GIVEN REQUEST:
Go through the listing and return every line with "Executing" in it.

## begin INFORMATION PROVIDED

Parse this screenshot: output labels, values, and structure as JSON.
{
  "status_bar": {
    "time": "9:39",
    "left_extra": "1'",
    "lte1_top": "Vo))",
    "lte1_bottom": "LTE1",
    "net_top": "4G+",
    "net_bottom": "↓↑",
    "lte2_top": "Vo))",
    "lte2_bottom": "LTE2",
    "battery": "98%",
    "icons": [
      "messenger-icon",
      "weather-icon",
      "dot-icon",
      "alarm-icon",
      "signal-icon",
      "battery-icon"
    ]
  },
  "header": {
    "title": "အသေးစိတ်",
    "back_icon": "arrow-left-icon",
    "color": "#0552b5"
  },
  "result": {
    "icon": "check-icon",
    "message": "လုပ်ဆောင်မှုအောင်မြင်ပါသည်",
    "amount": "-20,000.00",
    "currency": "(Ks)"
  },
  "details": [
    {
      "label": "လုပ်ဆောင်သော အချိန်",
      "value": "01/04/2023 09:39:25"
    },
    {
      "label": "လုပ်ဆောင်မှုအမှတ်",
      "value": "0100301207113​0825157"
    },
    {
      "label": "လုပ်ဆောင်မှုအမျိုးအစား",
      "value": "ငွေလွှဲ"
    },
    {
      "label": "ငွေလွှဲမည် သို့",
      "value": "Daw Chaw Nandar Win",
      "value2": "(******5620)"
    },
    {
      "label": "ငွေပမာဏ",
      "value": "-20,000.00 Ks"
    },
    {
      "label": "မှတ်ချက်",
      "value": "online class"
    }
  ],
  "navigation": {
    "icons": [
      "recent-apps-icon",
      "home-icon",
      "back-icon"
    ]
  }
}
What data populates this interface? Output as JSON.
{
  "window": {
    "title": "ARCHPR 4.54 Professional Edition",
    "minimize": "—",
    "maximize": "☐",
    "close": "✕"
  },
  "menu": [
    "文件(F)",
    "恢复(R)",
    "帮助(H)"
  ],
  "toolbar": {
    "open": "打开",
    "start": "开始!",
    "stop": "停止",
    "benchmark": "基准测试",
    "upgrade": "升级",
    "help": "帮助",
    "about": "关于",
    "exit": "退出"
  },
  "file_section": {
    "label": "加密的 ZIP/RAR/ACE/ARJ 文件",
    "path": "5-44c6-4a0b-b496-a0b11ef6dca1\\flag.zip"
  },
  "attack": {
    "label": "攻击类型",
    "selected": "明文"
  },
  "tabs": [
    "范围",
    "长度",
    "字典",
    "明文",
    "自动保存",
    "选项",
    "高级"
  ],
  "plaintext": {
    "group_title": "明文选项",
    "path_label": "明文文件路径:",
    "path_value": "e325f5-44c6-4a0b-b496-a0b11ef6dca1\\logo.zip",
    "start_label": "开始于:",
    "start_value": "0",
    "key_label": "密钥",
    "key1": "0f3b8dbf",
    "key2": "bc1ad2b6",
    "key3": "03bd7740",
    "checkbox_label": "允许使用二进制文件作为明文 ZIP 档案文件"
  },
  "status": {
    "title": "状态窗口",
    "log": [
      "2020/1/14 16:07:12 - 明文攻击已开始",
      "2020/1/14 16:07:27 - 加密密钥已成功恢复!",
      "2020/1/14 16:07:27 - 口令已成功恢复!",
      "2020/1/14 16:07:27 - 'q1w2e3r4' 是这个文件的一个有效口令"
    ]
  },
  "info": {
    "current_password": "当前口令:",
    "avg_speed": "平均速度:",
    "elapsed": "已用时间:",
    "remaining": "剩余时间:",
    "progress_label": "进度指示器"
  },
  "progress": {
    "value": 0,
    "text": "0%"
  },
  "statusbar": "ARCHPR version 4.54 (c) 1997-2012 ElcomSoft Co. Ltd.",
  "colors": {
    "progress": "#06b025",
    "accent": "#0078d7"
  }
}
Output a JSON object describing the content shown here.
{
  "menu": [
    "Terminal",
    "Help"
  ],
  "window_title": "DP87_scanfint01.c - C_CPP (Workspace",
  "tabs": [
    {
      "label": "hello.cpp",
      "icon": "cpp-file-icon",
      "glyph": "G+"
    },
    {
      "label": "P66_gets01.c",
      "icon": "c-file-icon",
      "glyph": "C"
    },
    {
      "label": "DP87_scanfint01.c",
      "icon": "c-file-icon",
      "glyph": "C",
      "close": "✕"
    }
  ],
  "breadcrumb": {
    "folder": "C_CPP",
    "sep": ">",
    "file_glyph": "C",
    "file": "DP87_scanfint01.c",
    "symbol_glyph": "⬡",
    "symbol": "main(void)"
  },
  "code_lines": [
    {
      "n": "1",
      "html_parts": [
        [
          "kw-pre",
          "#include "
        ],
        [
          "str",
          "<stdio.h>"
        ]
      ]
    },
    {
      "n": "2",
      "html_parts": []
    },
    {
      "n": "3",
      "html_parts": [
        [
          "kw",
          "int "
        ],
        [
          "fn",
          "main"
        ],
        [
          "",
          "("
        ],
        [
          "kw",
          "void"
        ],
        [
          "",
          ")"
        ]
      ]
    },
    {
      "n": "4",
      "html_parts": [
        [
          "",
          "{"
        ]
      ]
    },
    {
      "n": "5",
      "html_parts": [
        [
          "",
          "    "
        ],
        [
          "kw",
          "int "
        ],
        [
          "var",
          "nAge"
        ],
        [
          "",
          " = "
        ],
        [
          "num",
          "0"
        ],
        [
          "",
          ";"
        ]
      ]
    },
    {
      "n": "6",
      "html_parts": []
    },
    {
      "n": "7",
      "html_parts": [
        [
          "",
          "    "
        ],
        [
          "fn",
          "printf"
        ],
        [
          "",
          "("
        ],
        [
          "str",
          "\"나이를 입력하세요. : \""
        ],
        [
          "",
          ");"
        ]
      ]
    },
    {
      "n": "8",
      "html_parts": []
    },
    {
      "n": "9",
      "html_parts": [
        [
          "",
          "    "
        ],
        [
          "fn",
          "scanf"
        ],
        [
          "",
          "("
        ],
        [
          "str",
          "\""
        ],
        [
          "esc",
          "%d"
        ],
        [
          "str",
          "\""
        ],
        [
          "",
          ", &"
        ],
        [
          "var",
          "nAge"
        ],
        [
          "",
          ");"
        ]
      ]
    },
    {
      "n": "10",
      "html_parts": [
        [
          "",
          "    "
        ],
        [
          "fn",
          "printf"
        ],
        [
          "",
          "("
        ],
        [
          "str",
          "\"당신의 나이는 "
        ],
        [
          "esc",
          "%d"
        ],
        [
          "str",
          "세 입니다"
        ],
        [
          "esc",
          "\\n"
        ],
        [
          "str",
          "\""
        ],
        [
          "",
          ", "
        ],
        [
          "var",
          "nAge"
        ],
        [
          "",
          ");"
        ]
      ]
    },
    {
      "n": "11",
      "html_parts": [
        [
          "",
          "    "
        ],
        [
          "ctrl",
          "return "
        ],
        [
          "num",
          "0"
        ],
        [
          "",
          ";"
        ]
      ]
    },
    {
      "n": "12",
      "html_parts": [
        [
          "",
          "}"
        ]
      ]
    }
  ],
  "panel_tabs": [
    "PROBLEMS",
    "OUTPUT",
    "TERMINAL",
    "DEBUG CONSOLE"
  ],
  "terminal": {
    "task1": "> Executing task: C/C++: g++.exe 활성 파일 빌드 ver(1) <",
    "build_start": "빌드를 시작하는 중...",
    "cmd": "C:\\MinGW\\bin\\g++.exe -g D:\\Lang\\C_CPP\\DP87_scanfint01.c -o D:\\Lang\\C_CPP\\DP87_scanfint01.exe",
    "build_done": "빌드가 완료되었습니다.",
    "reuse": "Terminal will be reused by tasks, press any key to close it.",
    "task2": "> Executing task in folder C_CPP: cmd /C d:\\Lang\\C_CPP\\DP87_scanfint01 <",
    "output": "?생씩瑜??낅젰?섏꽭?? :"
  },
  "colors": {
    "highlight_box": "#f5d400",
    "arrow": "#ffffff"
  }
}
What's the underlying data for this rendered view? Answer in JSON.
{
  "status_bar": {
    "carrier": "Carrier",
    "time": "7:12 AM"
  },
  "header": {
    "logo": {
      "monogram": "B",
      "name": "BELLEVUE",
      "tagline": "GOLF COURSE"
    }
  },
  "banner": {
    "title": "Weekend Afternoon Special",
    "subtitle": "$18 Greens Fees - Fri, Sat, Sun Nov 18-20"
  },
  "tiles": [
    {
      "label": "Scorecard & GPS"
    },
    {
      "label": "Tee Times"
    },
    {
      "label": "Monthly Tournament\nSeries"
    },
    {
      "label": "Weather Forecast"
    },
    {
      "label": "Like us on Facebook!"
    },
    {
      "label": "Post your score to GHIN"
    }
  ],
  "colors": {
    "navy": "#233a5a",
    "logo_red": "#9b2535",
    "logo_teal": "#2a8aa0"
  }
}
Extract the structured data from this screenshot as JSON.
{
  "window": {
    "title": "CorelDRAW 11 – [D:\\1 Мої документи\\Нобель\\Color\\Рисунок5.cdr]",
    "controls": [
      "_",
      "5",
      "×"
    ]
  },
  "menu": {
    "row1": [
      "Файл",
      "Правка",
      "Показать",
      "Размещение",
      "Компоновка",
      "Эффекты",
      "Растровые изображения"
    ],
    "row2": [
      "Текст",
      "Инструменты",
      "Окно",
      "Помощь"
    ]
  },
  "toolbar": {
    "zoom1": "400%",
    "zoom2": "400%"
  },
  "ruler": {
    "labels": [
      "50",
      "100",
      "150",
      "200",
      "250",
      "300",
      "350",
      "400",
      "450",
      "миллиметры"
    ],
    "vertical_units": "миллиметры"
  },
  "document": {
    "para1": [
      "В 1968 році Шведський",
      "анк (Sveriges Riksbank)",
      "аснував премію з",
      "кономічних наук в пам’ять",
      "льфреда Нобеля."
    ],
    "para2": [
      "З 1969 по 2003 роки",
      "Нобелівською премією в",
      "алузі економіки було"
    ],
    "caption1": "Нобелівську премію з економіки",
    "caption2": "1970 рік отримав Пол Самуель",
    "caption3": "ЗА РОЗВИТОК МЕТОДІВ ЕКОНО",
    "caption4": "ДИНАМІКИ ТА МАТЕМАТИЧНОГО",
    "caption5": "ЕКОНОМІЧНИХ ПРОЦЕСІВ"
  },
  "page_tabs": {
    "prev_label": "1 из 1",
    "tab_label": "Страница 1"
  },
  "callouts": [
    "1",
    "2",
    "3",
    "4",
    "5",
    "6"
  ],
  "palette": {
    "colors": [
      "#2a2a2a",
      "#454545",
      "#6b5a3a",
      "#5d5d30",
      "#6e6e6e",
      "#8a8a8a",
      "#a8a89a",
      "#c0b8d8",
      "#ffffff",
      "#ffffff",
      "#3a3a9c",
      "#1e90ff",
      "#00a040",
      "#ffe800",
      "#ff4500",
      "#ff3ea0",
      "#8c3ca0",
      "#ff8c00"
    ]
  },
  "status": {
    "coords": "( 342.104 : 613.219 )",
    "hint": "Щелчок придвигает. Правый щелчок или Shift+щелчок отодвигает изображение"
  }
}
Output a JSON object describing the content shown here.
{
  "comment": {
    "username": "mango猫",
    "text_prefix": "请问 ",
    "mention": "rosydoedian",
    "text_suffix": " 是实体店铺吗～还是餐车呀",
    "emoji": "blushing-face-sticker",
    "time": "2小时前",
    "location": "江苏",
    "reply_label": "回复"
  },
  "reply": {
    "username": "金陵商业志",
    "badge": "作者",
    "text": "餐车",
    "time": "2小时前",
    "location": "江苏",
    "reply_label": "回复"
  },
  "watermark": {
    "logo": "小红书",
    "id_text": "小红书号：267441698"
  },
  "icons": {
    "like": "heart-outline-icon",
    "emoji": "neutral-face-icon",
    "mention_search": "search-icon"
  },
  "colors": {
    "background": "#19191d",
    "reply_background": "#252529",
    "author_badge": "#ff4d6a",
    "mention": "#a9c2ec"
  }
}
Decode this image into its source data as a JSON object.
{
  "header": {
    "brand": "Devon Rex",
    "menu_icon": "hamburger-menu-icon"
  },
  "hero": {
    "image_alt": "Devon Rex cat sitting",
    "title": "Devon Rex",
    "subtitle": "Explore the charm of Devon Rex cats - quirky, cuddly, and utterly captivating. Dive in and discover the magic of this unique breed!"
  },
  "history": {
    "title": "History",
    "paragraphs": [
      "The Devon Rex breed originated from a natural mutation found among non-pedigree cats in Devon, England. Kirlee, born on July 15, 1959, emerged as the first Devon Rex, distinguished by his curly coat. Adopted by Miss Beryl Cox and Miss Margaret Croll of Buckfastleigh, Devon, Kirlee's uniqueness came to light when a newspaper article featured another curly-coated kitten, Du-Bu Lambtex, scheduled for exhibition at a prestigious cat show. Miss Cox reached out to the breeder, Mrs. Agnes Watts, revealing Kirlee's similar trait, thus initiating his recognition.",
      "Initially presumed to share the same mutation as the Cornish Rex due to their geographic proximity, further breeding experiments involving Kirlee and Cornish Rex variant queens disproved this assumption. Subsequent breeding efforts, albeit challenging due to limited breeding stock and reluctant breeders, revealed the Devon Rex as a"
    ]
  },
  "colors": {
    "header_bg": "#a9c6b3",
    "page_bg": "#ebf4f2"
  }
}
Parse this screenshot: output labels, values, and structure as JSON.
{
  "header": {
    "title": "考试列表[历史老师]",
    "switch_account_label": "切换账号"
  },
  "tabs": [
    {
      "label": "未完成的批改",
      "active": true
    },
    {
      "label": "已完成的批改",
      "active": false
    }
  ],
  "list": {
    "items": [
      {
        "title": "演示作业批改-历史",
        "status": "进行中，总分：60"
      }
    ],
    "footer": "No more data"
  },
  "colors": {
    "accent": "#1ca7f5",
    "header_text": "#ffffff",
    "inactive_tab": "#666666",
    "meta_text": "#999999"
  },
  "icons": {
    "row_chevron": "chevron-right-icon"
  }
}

## end INFORMATION PROVIDED

TASK OUTPUT:
    "task1": "> Executing task: C/C++: g++.exe 활성 파일 빌드 ver(1) <",
    "task2": "> Executing task in folder C_CPP: cmd /C d:\\Lang\\C_CPP\\DP87_scanfint01 <",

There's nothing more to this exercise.